---------- Raw records ----------

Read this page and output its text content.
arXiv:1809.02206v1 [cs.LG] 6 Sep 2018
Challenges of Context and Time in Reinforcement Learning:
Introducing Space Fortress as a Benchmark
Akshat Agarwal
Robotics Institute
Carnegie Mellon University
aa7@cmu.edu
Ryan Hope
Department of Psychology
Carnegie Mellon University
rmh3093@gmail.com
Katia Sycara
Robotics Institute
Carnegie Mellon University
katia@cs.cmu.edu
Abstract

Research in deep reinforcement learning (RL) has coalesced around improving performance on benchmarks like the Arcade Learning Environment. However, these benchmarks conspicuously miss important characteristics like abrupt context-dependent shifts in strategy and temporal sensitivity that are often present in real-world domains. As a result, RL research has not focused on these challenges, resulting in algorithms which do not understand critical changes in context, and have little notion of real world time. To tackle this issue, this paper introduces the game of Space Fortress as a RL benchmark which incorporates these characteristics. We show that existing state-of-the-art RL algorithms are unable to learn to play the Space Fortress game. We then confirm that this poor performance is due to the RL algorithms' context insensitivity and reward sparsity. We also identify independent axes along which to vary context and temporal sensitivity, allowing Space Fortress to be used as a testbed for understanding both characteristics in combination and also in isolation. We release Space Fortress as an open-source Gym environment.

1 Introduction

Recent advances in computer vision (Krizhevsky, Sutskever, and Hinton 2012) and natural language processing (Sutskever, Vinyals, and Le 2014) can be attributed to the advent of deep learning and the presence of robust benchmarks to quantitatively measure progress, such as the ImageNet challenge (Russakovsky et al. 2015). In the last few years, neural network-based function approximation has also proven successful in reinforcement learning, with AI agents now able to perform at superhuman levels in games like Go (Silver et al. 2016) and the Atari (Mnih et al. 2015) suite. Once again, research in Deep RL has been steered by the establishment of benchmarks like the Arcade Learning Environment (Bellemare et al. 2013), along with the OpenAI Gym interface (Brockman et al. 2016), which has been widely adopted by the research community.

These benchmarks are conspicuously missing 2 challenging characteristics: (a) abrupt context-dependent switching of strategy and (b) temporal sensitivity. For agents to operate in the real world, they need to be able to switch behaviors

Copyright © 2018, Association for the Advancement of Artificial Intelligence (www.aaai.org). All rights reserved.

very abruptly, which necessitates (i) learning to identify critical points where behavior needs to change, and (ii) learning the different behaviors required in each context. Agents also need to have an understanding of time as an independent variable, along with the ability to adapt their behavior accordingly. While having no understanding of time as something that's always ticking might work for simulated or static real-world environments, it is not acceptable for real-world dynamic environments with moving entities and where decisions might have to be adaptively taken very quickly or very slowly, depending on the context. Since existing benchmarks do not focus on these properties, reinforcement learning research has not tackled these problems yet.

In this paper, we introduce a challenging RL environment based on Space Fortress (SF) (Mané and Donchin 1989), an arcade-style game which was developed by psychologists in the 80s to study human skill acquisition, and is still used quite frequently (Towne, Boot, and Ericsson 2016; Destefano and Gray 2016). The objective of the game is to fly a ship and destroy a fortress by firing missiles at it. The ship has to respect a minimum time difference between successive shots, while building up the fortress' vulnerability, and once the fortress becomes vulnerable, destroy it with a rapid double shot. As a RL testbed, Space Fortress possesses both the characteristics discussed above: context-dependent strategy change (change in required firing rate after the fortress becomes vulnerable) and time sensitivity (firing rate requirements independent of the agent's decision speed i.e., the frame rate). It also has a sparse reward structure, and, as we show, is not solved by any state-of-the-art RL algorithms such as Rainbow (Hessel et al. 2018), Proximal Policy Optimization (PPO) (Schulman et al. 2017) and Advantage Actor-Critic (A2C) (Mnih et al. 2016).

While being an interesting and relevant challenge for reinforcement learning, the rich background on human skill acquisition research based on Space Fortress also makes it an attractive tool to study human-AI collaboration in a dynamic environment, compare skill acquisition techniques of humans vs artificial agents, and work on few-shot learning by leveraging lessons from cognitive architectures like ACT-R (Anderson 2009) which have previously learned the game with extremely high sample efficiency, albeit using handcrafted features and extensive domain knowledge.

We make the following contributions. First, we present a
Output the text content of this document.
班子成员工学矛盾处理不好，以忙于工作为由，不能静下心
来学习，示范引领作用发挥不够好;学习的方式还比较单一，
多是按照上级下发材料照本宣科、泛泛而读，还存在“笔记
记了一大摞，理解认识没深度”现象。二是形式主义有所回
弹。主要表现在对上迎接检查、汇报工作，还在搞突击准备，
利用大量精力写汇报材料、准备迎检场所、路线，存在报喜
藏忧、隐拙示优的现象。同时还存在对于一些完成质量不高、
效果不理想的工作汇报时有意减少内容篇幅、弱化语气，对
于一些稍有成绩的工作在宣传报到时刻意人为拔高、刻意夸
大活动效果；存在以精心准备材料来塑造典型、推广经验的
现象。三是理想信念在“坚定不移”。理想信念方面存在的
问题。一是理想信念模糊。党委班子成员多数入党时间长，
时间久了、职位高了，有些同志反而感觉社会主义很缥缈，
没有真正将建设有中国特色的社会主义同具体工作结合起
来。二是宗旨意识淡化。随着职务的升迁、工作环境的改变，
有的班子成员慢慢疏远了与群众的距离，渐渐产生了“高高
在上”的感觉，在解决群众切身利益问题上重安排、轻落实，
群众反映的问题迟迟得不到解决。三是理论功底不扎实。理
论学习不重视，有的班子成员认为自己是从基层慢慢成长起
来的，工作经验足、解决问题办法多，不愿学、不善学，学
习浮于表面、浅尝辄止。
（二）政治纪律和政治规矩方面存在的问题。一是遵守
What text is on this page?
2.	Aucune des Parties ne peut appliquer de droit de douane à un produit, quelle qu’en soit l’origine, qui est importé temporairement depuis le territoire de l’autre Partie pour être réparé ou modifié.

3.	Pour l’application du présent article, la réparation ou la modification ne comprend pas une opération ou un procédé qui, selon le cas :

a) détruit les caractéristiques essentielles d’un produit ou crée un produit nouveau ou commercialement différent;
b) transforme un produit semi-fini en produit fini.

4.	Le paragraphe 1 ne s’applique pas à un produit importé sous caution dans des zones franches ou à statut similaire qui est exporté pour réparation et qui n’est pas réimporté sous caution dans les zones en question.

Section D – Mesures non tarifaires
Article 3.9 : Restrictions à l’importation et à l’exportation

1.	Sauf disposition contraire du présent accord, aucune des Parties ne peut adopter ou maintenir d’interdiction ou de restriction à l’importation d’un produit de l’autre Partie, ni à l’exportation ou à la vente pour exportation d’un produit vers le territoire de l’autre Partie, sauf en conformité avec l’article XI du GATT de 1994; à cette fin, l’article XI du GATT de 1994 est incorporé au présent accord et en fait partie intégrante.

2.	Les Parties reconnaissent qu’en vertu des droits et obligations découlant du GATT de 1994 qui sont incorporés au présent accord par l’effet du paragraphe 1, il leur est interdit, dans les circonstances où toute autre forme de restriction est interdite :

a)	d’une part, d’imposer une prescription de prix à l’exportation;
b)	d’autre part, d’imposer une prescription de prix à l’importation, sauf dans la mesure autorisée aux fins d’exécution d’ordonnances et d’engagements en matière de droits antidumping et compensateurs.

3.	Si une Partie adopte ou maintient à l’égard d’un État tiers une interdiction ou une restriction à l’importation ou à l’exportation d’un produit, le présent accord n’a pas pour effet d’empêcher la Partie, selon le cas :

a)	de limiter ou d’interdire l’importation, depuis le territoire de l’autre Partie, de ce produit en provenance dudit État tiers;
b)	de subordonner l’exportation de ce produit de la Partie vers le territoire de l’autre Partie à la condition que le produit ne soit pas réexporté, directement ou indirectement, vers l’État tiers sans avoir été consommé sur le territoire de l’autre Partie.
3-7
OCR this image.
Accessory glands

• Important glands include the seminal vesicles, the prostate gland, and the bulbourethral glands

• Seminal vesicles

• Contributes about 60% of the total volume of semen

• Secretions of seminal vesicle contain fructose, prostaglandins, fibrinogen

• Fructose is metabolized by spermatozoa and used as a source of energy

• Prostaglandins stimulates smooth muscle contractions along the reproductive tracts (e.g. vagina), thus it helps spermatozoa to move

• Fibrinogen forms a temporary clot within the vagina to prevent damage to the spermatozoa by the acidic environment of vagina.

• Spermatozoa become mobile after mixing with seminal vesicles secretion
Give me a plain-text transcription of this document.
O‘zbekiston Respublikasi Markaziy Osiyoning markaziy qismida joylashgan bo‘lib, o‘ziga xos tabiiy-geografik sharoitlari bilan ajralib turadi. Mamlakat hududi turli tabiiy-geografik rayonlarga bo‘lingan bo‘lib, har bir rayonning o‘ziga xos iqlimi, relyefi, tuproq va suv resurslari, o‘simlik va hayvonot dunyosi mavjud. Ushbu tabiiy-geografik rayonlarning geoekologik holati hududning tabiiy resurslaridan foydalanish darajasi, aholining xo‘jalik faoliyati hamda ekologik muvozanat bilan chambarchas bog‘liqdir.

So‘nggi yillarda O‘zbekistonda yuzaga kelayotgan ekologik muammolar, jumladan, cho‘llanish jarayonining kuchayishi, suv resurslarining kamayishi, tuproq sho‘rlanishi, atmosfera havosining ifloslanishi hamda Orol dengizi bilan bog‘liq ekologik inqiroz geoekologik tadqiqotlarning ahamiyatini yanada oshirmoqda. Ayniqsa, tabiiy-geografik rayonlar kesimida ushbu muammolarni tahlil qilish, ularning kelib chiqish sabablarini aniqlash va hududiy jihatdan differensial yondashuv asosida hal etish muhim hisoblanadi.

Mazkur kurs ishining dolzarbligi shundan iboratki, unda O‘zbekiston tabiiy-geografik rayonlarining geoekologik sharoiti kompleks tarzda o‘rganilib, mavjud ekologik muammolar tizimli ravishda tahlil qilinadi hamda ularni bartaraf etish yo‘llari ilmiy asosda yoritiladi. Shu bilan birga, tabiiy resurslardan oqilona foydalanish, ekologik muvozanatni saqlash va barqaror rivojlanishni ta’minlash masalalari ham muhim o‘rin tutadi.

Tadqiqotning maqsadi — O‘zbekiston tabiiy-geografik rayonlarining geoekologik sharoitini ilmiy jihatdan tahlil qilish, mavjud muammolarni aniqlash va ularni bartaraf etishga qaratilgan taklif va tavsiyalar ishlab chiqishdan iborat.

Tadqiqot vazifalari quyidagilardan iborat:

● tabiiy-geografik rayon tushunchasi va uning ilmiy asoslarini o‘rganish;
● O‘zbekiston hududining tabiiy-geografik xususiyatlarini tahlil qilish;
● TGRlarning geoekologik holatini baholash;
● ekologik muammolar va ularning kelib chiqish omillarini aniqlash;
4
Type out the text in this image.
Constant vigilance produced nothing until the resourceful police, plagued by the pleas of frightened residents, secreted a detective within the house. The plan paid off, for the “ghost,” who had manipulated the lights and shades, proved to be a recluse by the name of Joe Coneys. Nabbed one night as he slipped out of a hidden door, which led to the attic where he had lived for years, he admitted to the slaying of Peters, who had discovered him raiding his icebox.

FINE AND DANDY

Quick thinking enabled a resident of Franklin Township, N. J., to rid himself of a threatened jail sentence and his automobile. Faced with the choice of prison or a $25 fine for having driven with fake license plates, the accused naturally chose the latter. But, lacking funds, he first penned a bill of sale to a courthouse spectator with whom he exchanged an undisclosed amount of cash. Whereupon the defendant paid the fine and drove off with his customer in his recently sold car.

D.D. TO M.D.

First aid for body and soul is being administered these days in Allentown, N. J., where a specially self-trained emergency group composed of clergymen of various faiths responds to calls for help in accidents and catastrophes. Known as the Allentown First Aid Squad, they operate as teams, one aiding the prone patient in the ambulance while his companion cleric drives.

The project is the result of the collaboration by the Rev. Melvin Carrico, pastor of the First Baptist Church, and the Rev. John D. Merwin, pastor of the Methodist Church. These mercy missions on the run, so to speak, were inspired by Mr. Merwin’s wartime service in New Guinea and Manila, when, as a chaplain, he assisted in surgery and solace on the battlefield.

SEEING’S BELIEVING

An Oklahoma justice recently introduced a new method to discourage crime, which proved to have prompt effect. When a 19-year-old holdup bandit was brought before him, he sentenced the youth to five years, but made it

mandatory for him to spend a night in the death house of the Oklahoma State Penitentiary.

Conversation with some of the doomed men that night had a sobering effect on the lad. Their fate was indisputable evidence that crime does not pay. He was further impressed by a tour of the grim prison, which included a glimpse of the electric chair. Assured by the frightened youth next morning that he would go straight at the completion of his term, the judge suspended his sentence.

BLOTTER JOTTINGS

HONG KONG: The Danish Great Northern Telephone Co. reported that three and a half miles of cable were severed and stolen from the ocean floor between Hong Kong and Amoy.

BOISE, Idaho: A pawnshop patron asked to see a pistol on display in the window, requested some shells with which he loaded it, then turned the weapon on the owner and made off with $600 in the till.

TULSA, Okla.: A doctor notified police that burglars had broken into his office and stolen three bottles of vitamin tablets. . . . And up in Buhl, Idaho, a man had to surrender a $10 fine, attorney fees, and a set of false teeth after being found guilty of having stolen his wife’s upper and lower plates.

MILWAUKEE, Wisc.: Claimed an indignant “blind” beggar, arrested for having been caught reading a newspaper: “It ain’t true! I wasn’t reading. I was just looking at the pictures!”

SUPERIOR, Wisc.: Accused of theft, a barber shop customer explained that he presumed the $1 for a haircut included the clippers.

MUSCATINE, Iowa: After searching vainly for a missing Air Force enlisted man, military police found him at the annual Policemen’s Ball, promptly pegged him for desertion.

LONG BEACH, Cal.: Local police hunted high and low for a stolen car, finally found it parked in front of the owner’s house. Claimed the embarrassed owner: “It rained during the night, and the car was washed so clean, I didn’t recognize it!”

----------

▶ **Set problem**: Count how many lines of the material hold the string "content". Give the number and nothing more.

▶ **Result for this task**: 2